§ **DATASET EXCERPTS**
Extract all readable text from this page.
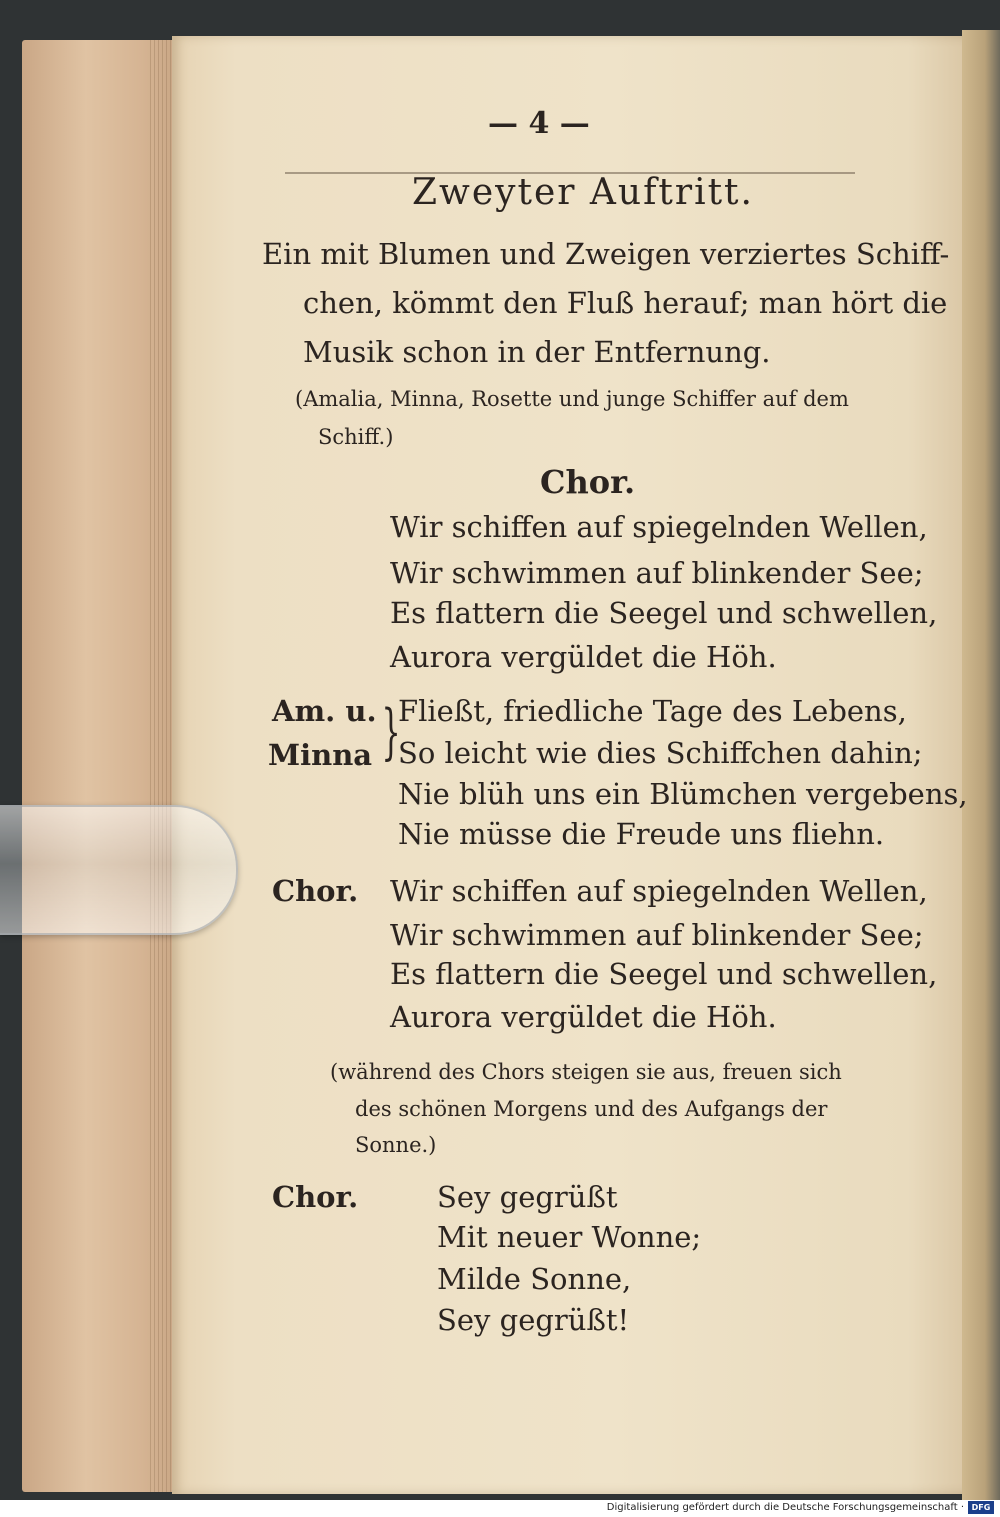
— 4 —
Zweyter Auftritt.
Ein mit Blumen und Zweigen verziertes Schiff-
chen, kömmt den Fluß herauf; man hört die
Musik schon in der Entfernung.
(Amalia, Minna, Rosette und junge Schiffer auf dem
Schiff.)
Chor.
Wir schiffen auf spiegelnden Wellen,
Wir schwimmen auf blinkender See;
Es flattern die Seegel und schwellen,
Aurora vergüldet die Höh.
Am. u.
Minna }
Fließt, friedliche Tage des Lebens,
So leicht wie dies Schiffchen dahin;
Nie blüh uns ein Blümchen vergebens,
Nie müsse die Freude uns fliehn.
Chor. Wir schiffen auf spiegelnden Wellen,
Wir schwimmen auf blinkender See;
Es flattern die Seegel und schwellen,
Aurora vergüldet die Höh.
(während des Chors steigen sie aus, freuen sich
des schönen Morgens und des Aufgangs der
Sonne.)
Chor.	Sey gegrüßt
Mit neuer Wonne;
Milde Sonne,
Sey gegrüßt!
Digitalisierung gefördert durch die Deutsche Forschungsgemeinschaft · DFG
* * *
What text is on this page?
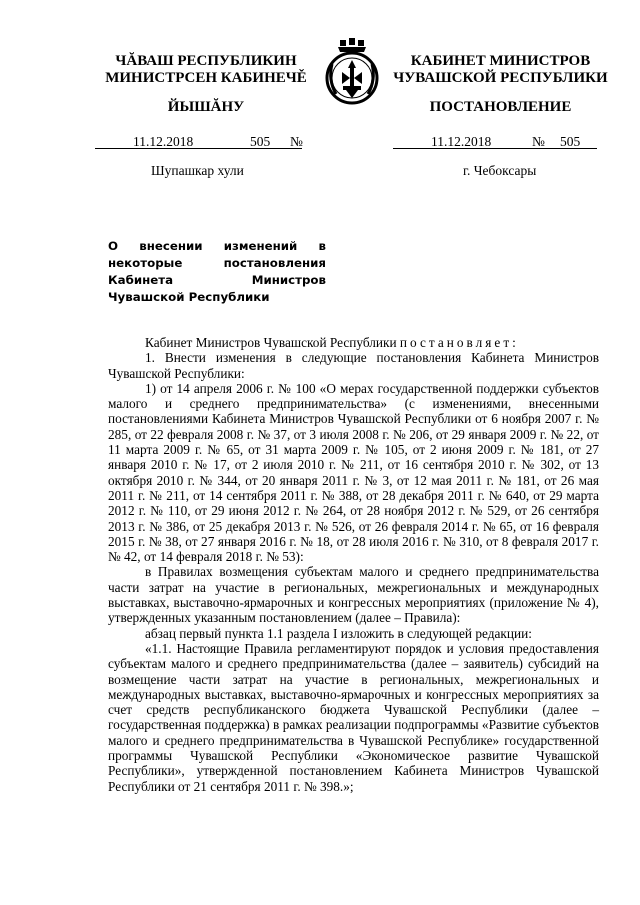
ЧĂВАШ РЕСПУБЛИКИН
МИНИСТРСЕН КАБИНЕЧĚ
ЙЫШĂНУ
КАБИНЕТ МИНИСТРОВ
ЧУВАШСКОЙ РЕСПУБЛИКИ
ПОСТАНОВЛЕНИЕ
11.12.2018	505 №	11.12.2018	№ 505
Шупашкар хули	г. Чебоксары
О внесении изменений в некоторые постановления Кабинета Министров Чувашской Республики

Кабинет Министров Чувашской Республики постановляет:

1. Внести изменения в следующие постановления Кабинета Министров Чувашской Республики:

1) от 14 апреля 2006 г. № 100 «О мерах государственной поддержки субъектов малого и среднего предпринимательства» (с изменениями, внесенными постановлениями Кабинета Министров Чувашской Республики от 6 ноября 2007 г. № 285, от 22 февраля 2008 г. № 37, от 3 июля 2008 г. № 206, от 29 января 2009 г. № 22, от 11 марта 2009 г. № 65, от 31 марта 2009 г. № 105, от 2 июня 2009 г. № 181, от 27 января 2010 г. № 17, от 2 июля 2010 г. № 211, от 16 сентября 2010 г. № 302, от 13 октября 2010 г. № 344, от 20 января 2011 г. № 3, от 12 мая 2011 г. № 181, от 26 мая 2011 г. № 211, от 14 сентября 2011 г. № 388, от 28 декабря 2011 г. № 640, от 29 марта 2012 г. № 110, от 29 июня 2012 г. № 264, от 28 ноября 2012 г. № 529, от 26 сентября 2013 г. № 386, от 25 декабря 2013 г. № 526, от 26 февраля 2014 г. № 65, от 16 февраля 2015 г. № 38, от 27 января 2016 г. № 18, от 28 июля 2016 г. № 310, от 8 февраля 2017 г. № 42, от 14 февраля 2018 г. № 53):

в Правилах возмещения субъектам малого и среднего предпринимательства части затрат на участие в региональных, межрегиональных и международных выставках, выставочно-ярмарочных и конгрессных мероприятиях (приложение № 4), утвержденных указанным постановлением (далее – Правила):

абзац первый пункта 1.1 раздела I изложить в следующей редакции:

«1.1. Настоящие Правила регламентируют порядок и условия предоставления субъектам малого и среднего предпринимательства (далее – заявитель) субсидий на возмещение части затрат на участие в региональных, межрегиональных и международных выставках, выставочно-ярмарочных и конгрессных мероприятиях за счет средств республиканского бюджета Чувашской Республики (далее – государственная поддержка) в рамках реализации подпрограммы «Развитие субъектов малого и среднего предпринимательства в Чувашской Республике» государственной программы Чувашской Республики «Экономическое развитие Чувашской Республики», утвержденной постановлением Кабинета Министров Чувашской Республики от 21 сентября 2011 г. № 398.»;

§ **DESCRIPTION OF THE TASK**
Search the data above for the string "Правила" and return every line that has it.

§ **WRITTEN SOLUTION**
в Правилах возмещения субъектам малого и среднего предпринимательства части затрат на участие в региональных, межрегиональных и международных выставках, выставочно-ярмарочных и конгрессных мероприятиях (приложение № 4), утвержденных указанным постановлением (далее – Правила):
«1.1. Настоящие Правила регламентируют порядок и условия предоставления субъектам малого и среднего предпринимательства (далее – заявитель) субсидий на возмещение части затрат на участие в региональных, межрегиональных и международных выставках, выставочно-ярмарочных и конгрессных мероприятиях за счет средств республиканского бюджета Чувашской Республики (далее – государственная поддержка) в рамках реализации подпрограммы «Развитие субъектов малого и среднего предпринимательства в Чувашской Республике» государственной программы Чувашской Республики «Экономическое развитие Чувашской Республики», утвержденной постановлением Кабинета Министров Чувашской Республики от 21 сентября 2011 г. № 398.»;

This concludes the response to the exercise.